TASK OBJECTIVE: Pictures in the records should not be copied, but every other part must be repeated exactly.

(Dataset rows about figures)

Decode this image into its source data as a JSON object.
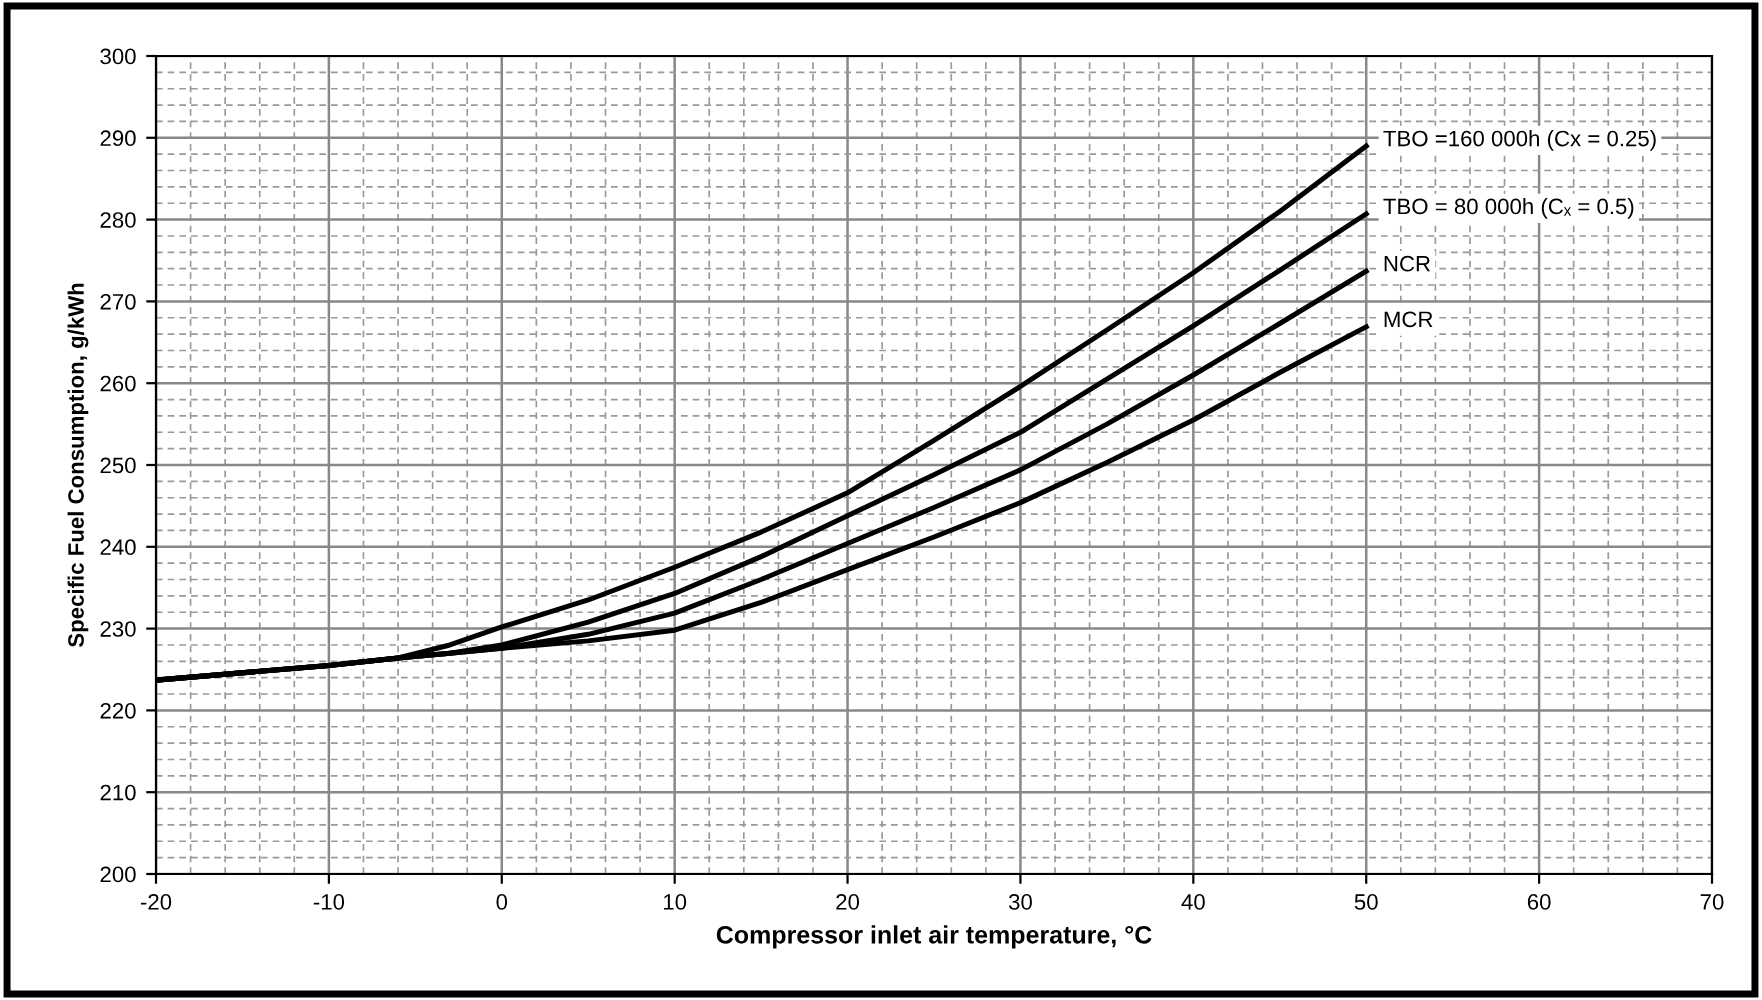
{
  "chart_data": {
    "type": "line",
    "xlabel": "Compressor inlet air temperature, °C",
    "ylabel": "Specific Fuel Consumption, g/kWh",
    "x": [
      -20,
      -10,
      -6,
      -3,
      0,
      5,
      10,
      15,
      20,
      25,
      30,
      35,
      40,
      45,
      50
    ],
    "series": [
      {
        "name": "TBO =160 000h (Cx = 0.25)",
        "color": "#000000",
        "values": [
          223.7,
          225.5,
          226.4,
          228.0,
          230.2,
          233.5,
          237.5,
          241.8,
          246.6,
          253.0,
          259.6,
          266.5,
          273.5,
          281.0,
          289.0
        ]
      },
      {
        "name": "TBO = 80 000h (Cₓ = 0.5)",
        "color": "#000000",
        "values": [
          223.7,
          225.5,
          226.4,
          227.0,
          228.0,
          230.8,
          234.3,
          238.8,
          243.8,
          248.8,
          254.0,
          260.5,
          267.0,
          273.8,
          280.7
        ]
      },
      {
        "name": "NCR",
        "color": "#000000",
        "values": [
          223.7,
          225.5,
          226.4,
          227.0,
          227.6,
          229.3,
          231.9,
          236.0,
          240.4,
          244.8,
          249.4,
          255.0,
          261.0,
          267.3,
          273.7
        ]
      },
      {
        "name": "MCR",
        "color": "#000000",
        "values": [
          223.7,
          225.5,
          226.4,
          227.0,
          227.6,
          228.5,
          229.8,
          233.2,
          237.2,
          241.2,
          245.4,
          250.3,
          255.5,
          261.3,
          266.9
        ]
      }
    ],
    "xlim": [
      -20,
      70
    ],
    "xticks": [
      -20,
      -10,
      0,
      10,
      20,
      30,
      40,
      50,
      60,
      70
    ],
    "ylim": [
      200,
      300
    ],
    "yticks": [
      200,
      210,
      220,
      230,
      240,
      250,
      260,
      270,
      280,
      290,
      300
    ],
    "grid": true,
    "legend": false,
    "marker": "none",
    "line_style": "solid"
  }
}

SOLUTION TO THE PROBLEM:
Decode this image into its source data as a JSON object.
{
  "chart_data": {
    "type": "line",
    "xlabel": "Compressor inlet air temperature, °C",
    "ylabel": "Specific Fuel Consumption, g/kWh",
    "x": [
      -20,
      -10,
      -6,
      -3,
      0,
      5,
      10,
      15,
      20,
      25,
      30,
      35,
      40,
      45,
      50
    ],
    "series": [
      {
        "name": "TBO =160 000h (Cx = 0.25)",
        "color": "#000000",
        "values": [
          223.7,
          225.5,
          226.4,
          228.0,
          230.2,
          233.5,
          237.5,
          241.8,
          246.6,
          253.0,
          259.6,
          266.5,
          273.5,
          281.0,
          289.0
        ]
      },
      {
        "name": "TBO = 80 000h (Cₓ = 0.5)",
        "color": "#000000",
        "values": [
          223.7,
          225.5,
          226.4,
          227.0,
          228.0,
          230.8,
          234.3,
          238.8,
          243.8,
          248.8,
          254.0,
          260.5,
          267.0,
          273.8,
          280.7
        ]
      },
      {
        "name": "NCR",
        "color": "#000000",
        "values": [
          223.7,
          225.5,
          226.4,
          227.0,
          227.6,
          229.3,
          231.9,
          236.0,
          240.4,
          244.8,
          249.4,
          255.0,
          261.0,
          267.3,
          273.7
        ]
      },
      {
        "name": "MCR",
        "color": "#000000",
        "values": [
          223.7,
          225.5,
          226.4,
          227.0,
          227.6,
          228.5,
          229.8,
          233.2,
          237.2,
          241.2,
          245.4,
          250.3,
          255.5,
          261.3,
          266.9
        ]
      }
    ],
    "xlim": [
      -20,
      70
    ],
    "xticks": [
      -20,
      -10,
      0,
      10,
      20,
      30,
      40,
      50,
      60,
      70
    ],
    "ylim": [
      200,
      300
    ],
    "yticks": [
      200,
      210,
      220,
      230,
      240,
      250,
      260,
      270,
      280,
      290,
      300
    ],
    "grid": true,
    "legend": false,
    "marker": "none",
    "line_style": "solid"
  }
}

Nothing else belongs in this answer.